> _DIRECTION_
Look through the data below. Collect every line where the word "JSON" occurs.

> _Structured figure records_

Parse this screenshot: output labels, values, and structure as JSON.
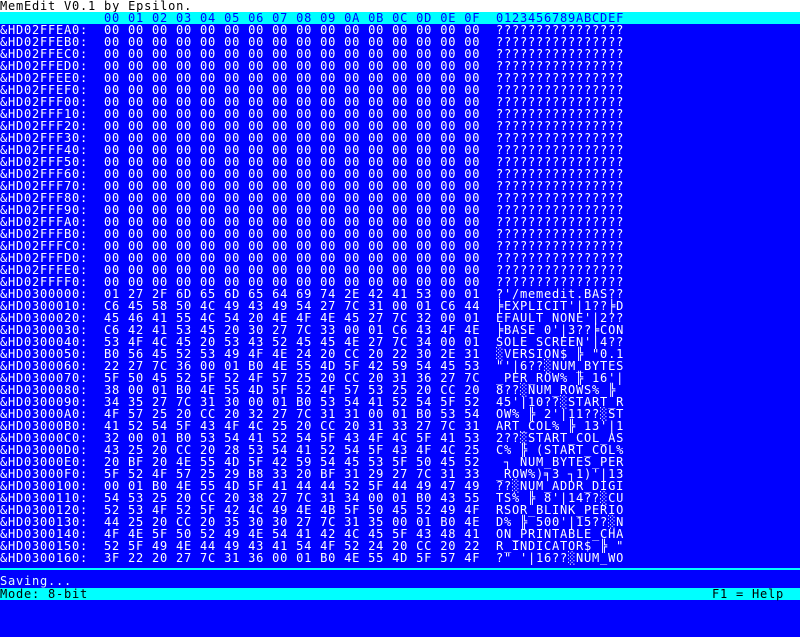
{
  "title": "MemEdit V0.1 by Epsilon.",
  "header": {
    "hex": "00 01 02 03 04 05 06 07 08 09 0A 0B 0C 0D 0E 0F",
    "ascii": "0123456789ABCDEF"
  },
  "rows": [
    {
      "address": "&HD02FFEA0:",
      "hex": "00 00 00 00 00 00 00 00 00 00 00 00 00 00 00 00",
      "ascii": "????????????????"
    },
    {
      "address": "&HD02FFEB0:",
      "hex": "00 00 00 00 00 00 00 00 00 00 00 00 00 00 00 00",
      "ascii": "????????????????"
    },
    {
      "address": "&HD02FFEC0:",
      "hex": "00 00 00 00 00 00 00 00 00 00 00 00 00 00 00 00",
      "ascii": "????????????????"
    },
    {
      "address": "&HD02FFED0:",
      "hex": "00 00 00 00 00 00 00 00 00 00 00 00 00 00 00 00",
      "ascii": "????????????????"
    },
    {
      "address": "&HD02FFEE0:",
      "hex": "00 00 00 00 00 00 00 00 00 00 00 00 00 00 00 00",
      "ascii": "????????????????"
    },
    {
      "address": "&HD02FFEF0:",
      "hex": "00 00 00 00 00 00 00 00 00 00 00 00 00 00 00 00",
      "ascii": "????????????????"
    },
    {
      "address": "&HD02FFF00:",
      "hex": "00 00 00 00 00 00 00 00 00 00 00 00 00 00 00 00",
      "ascii": "????????????????"
    },
    {
      "address": "&HD02FFF10:",
      "hex": "00 00 00 00 00 00 00 00 00 00 00 00 00 00 00 00",
      "ascii": "????????????????"
    },
    {
      "address": "&HD02FFF20:",
      "hex": "00 00 00 00 00 00 00 00 00 00 00 00 00 00 00 00",
      "ascii": "????????????????"
    },
    {
      "address": "&HD02FFF30:",
      "hex": "00 00 00 00 00 00 00 00 00 00 00 00 00 00 00 00",
      "ascii": "????????????????"
    },
    {
      "address": "&HD02FFF40:",
      "hex": "00 00 00 00 00 00 00 00 00 00 00 00 00 00 00 00",
      "ascii": "????????????????"
    },
    {
      "address": "&HD02FFF50:",
      "hex": "00 00 00 00 00 00 00 00 00 00 00 00 00 00 00 00",
      "ascii": "????????????????"
    },
    {
      "address": "&HD02FFF60:",
      "hex": "00 00 00 00 00 00 00 00 00 00 00 00 00 00 00 00",
      "ascii": "????????????????"
    },
    {
      "address": "&HD02FFF70:",
      "hex": "00 00 00 00 00 00 00 00 00 00 00 00 00 00 00 00",
      "ascii": "????????????????"
    },
    {
      "address": "&HD02FFF80:",
      "hex": "00 00 00 00 00 00 00 00 00 00 00 00 00 00 00 00",
      "ascii": "????????????????"
    },
    {
      "address": "&HD02FFF90:",
      "hex": "00 00 00 00 00 00 00 00 00 00 00 00 00 00 00 00",
      "ascii": "????????????????"
    },
    {
      "address": "&HD02FFFA0:",
      "hex": "00 00 00 00 00 00 00 00 00 00 00 00 00 00 00 00",
      "ascii": "????????????????"
    },
    {
      "address": "&HD02FFFB0:",
      "hex": "00 00 00 00 00 00 00 00 00 00 00 00 00 00 00 00",
      "ascii": "????????????????"
    },
    {
      "address": "&HD02FFFC0:",
      "hex": "00 00 00 00 00 00 00 00 00 00 00 00 00 00 00 00",
      "ascii": "????????????????"
    },
    {
      "address": "&HD02FFFD0:",
      "hex": "00 00 00 00 00 00 00 00 00 00 00 00 00 00 00 00",
      "ascii": "????????????????"
    },
    {
      "address": "&HD02FFFE0:",
      "hex": "00 00 00 00 00 00 00 00 00 00 00 00 00 00 00 00",
      "ascii": "????????????????"
    },
    {
      "address": "&HD02FFFF0:",
      "hex": "00 00 00 00 00 00 00 00 00 00 00 00 00 00 00 00",
      "ascii": "????????????????"
    },
    {
      "address": "&HD0300000:",
      "hex": "01 27 2F 6D 65 6D 65 64 69 74 2E 42 41 53 00 01",
      "ascii": "?'/memedit.BAS??"
    },
    {
      "address": "&HD0300010:",
      "hex": "C6 45 58 50 4C 49 43 49 54 27 7C 31 00 01 C6 44",
      "ascii": "╞EXPLICIT'|1??╞D"
    },
    {
      "address": "&HD0300020:",
      "hex": "45 46 41 55 4C 54 20 4E 4F 4E 45 27 7C 32 00 01",
      "ascii": "EFAULT NONE'|2??"
    },
    {
      "address": "&HD0300030:",
      "hex": "C6 42 41 53 45 20 30 27 7C 33 00 01 C6 43 4F 4E",
      "ascii": "╞BASE 0'|3??╞CON"
    },
    {
      "address": "&HD0300040:",
      "hex": "53 4F 4C 45 20 53 43 52 45 45 4E 27 7C 34 00 01",
      "ascii": "SOLE SCREEN'|4??"
    },
    {
      "address": "&HD0300050:",
      "hex": "B0 56 45 52 53 49 4F 4E 24 20 CC 20 22 30 2E 31",
      "ascii": "░VERSION$ ╠ \"0.1"
    },
    {
      "address": "&HD0300060:",
      "hex": "22 27 7C 36 00 01 B0 4E 55 4D 5F 42 59 54 45 53",
      "ascii": "\"'|6??░NUM_BYTES"
    },
    {
      "address": "&HD0300070:",
      "hex": "5F 50 45 52 5F 52 4F 57 25 20 CC 20 31 36 27 7C",
      "ascii": "_PER_ROW% ╠ 16'|"
    },
    {
      "address": "&HD0300080:",
      "hex": "38 00 01 B0 4E 55 4D 5F 52 4F 57 53 25 20 CC 20",
      "ascii": "8??░NUM_ROWS% ╠ "
    },
    {
      "address": "&HD0300090:",
      "hex": "34 35 27 7C 31 30 00 01 B0 53 54 41 52 54 5F 52",
      "ascii": "45'|10??░START_R"
    },
    {
      "address": "&HD03000A0:",
      "hex": "4F 57 25 20 CC 20 32 27 7C 31 31 00 01 B0 53 54",
      "ascii": "OW% ╠ 2'|11??░ST"
    },
    {
      "address": "&HD03000B0:",
      "hex": "41 52 54 5F 43 4F 4C 25 20 CC 20 31 33 27 7C 31",
      "ascii": "ART_COL% ╠ 13'|1"
    },
    {
      "address": "&HD03000C0:",
      "hex": "32 00 01 B0 53 54 41 52 54 5F 43 4F 4C 5F 41 53",
      "ascii": "2??░START_COL_AS"
    },
    {
      "address": "&HD03000D0:",
      "hex": "43 25 20 CC 20 28 53 54 41 52 54 5F 43 4F 4C 25",
      "ascii": "C% ╠ (START_COL%"
    },
    {
      "address": "&HD03000E0:",
      "hex": "20 BF 20 4E 55 4D 5F 42 59 54 45 53 5F 50 45 52",
      "ascii": " ┐ NUM_BYTES_PER"
    },
    {
      "address": "&HD03000F0:",
      "hex": "5F 52 4F 57 25 29 B8 33 20 BF 31 29 27 7C 31 33",
      "ascii": "_ROW%)╕3 ┐1)'|13"
    },
    {
      "address": "&HD0300100:",
      "hex": "00 01 B0 4E 55 4D 5F 41 44 44 52 5F 44 49 47 49",
      "ascii": "??░NUM_ADDR_DIGI"
    },
    {
      "address": "&HD0300110:",
      "hex": "54 53 25 20 CC 20 38 27 7C 31 34 00 01 B0 43 55",
      "ascii": "TS% ╠ 8'|14??░CU"
    },
    {
      "address": "&HD0300120:",
      "hex": "52 53 4F 52 5F 42 4C 49 4E 4B 5F 50 45 52 49 4F",
      "ascii": "RSOR_BLINK_PERIO"
    },
    {
      "address": "&HD0300130:",
      "hex": "44 25 20 CC 20 35 30 30 27 7C 31 35 00 01 B0 4E",
      "ascii": "D% ╠ 500'|15??░N"
    },
    {
      "address": "&HD0300140:",
      "hex": "4F 4E 5F 50 52 49 4E 54 41 42 4C 45 5F 43 48 41",
      "ascii": "ON_PRINTABLE_CHA"
    },
    {
      "address": "&HD0300150:",
      "hex": "52 5F 49 4E 44 49 43 41 54 4F 52 24 20 CC 20 22",
      "ascii": "R_INDICATOR$ ╠ \""
    },
    {
      "address": "&HD0300160:",
      "hex": "3F 22 20 27 7C 31 36 00 01 B0 4E 55 4D 5F 57 4F",
      "ascii": "?\" '|16??░NUM_WO"
    }
  ],
  "status_message": "Saving...",
  "status_bar": {
    "mode": "Mode: 8-bit",
    "help": "F1 = Help"
  }
}
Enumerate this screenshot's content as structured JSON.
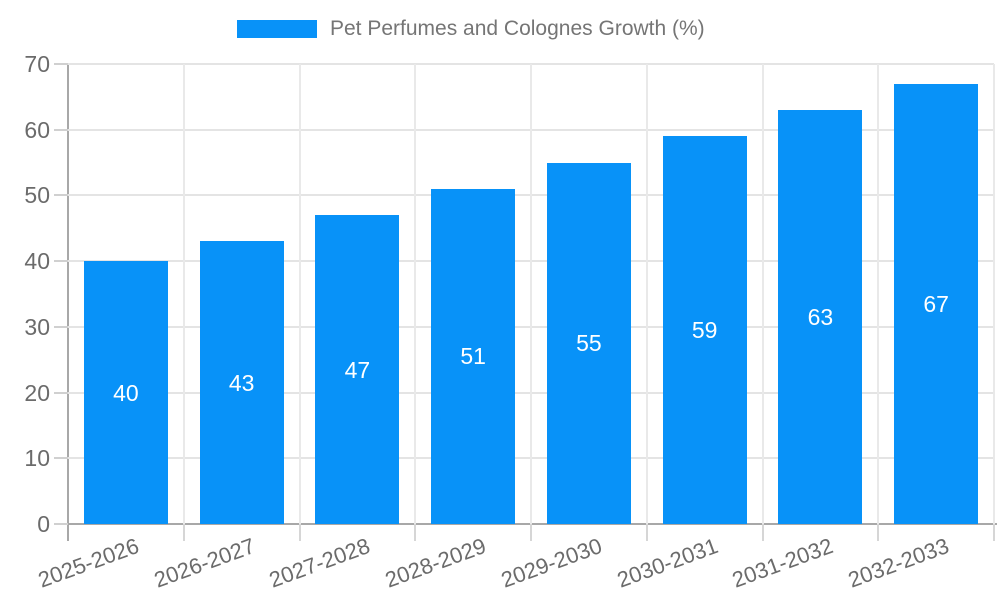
{
  "chart_data": {
    "type": "bar",
    "title": "Pet Perfumes and Colognes Growth (%)",
    "categories": [
      "2025-2026",
      "2026-2027",
      "2027-2028",
      "2028-2029",
      "2029-2030",
      "2030-2031",
      "2031-2032",
      "2032-2033"
    ],
    "values": [
      40,
      43,
      47,
      51,
      55,
      59,
      63,
      67
    ],
    "xlabel": "",
    "ylabel": "",
    "ylim": [
      0,
      70
    ],
    "yticks": [
      0,
      10,
      20,
      30,
      40,
      50,
      60,
      70
    ],
    "grid": true,
    "legend_position": "top-center",
    "value_labels": "inside-middle",
    "colors": {
      "bar": "#0892f8",
      "value_label": "#ffffff",
      "axis_line": "#a8a8a8",
      "grid_h": "#e4e4e4",
      "grid_v": "#e9e9e9",
      "tick_label": "#6b6b6b",
      "legend_text": "#757575"
    }
  }
}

> _SOLUTION TO THIS TASK_
Parse this screenshot: output labels, values, and structure as JSON.
Enumerate this screenshot's content as structured JSON.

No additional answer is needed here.